(Extracted data entries)
------------
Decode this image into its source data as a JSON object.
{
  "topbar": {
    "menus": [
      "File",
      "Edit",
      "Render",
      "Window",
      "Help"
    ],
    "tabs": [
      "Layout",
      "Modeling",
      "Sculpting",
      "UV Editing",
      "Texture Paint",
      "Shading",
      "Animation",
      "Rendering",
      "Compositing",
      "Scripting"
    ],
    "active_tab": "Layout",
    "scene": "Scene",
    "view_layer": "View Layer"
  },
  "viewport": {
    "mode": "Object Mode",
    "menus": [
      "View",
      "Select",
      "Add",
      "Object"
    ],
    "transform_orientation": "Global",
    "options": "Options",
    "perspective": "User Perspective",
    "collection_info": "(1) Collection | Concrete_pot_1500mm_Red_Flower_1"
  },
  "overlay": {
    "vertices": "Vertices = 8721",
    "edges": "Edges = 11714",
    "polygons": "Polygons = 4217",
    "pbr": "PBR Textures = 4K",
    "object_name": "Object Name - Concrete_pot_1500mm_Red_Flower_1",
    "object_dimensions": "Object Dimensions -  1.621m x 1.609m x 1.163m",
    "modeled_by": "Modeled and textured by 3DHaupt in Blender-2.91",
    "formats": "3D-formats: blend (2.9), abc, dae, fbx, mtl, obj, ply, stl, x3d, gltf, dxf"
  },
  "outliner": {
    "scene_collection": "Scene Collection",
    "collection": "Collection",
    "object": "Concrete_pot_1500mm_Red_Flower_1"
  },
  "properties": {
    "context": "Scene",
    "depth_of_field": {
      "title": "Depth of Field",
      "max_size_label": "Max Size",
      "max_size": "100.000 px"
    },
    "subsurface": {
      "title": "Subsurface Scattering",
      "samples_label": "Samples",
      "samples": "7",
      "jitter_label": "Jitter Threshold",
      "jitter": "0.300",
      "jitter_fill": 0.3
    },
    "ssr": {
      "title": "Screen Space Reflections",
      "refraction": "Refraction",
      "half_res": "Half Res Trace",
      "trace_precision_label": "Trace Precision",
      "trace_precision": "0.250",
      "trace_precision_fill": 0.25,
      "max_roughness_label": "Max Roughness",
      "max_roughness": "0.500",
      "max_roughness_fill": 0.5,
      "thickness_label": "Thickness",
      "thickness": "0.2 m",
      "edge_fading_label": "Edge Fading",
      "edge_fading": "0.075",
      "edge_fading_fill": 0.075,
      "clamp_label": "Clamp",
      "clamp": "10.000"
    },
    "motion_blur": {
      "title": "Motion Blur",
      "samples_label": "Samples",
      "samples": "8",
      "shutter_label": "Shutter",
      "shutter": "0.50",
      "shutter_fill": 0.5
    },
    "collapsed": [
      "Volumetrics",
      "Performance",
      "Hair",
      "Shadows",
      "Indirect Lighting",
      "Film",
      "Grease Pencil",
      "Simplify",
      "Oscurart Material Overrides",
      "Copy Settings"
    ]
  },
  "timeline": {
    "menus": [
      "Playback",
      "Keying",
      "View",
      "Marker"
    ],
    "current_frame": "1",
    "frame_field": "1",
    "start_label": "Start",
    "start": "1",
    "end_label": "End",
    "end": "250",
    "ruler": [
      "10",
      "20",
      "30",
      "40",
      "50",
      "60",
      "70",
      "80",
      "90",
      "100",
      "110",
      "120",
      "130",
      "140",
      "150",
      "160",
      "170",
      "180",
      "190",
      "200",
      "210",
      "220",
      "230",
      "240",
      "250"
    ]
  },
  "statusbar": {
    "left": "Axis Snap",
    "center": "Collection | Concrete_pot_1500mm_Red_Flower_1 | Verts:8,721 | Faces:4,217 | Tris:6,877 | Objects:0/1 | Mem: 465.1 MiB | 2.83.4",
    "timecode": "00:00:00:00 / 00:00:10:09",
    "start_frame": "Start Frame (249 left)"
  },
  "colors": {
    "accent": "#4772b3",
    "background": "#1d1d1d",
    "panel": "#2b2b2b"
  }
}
------------
### The request
Retype the data in full and match it exactly.

### Task solution
Decode this image into its source data as a JSON object.
{
  "topbar": {
    "menus": [
      "File",
      "Edit",
      "Render",
      "Window",
      "Help"
    ],
    "tabs": [
      "Layout",
      "Modeling",
      "Sculpting",
      "UV Editing",
      "Texture Paint",
      "Shading",
      "Animation",
      "Rendering",
      "Compositing",
      "Scripting"
    ],
    "active_tab": "Layout",
    "scene": "Scene",
    "view_layer": "View Layer"
  },
  "viewport": {
    "mode": "Object Mode",
    "menus": [
      "View",
      "Select",
      "Add",
      "Object"
    ],
    "transform_orientation": "Global",
    "options": "Options",
    "perspective": "User Perspective",
    "collection_info": "(1) Collection | Concrete_pot_1500mm_Red_Flower_1"
  },
  "overlay": {
    "vertices": "Vertices = 8721",
    "edges": "Edges = 11714",
    "polygons": "Polygons = 4217",
    "pbr": "PBR Textures = 4K",
    "object_name": "Object Name - Concrete_pot_1500mm_Red_Flower_1",
    "object_dimensions": "Object Dimensions -  1.621m x 1.609m x 1.163m",
    "modeled_by": "Modeled and textured by 3DHaupt in Blender-2.91",
    "formats": "3D-formats: blend (2.9), abc, dae, fbx, mtl, obj, ply, stl, x3d, gltf, dxf"
  },
  "outliner": {
    "scene_collection": "Scene Collection",
    "collection": "Collection",
    "object": "Concrete_pot_1500mm_Red_Flower_1"
  },
  "properties": {
    "context": "Scene",
    "depth_of_field": {
      "title": "Depth of Field",
      "max_size_label": "Max Size",
      "max_size": "100.000 px"
    },
    "subsurface": {
      "title": "Subsurface Scattering",
      "samples_label": "Samples",
      "samples": "7",
      "jitter_label": "Jitter Threshold",
      "jitter": "0.300",
      "jitter_fill": 0.3
    },
    "ssr": {
      "title": "Screen Space Reflections",
      "refraction": "Refraction",
      "half_res": "Half Res Trace",
      "trace_precision_label": "Trace Precision",
      "trace_precision": "0.250",
      "trace_precision_fill": 0.25,
      "max_roughness_label": "Max Roughness",
      "max_roughness": "0.500",
      "max_roughness_fill": 0.5,
      "thickness_label": "Thickness",
      "thickness": "0.2 m",
      "edge_fading_label": "Edge Fading",
      "edge_fading": "0.075",
      "edge_fading_fill": 0.075,
      "clamp_label": "Clamp",
      "clamp": "10.000"
    },
    "motion_blur": {
      "title": "Motion Blur",
      "samples_label": "Samples",
      "samples": "8",
      "shutter_label": "Shutter",
      "shutter": "0.50",
      "shutter_fill": 0.5
    },
    "collapsed": [
      "Volumetrics",
      "Performance",
      "Hair",
      "Shadows",
      "Indirect Lighting",
      "Film",
      "Grease Pencil",
      "Simplify",
      "Oscurart Material Overrides",
      "Copy Settings"
    ]
  },
  "timeline": {
    "menus": [
      "Playback",
      "Keying",
      "View",
      "Marker"
    ],
    "current_frame": "1",
    "frame_field": "1",
    "start_label": "Start",
    "start": "1",
    "end_label": "End",
    "end": "250",
    "ruler": [
      "10",
      "20",
      "30",
      "40",
      "50",
      "60",
      "70",
      "80",
      "90",
      "100",
      "110",
      "120",
      "130",
      "140",
      "150",
      "160",
      "170",
      "180",
      "190",
      "200",
      "210",
      "220",
      "230",
      "240",
      "250"
    ]
  },
  "statusbar": {
    "left": "Axis Snap",
    "center": "Collection | Concrete_pot_1500mm_Red_Flower_1 | Verts:8,721 | Faces:4,217 | Tris:6,877 | Objects:0/1 | Mem: 465.1 MiB | 2.83.4",
    "timecode": "00:00:00:00 / 00:00:10:09",
    "start_frame": "Start Frame (249 left)"
  },
  "colors": {
    "accent": "#4772b3",
    "background": "#1d1d1d",
    "panel": "#2b2b2b"
  }
}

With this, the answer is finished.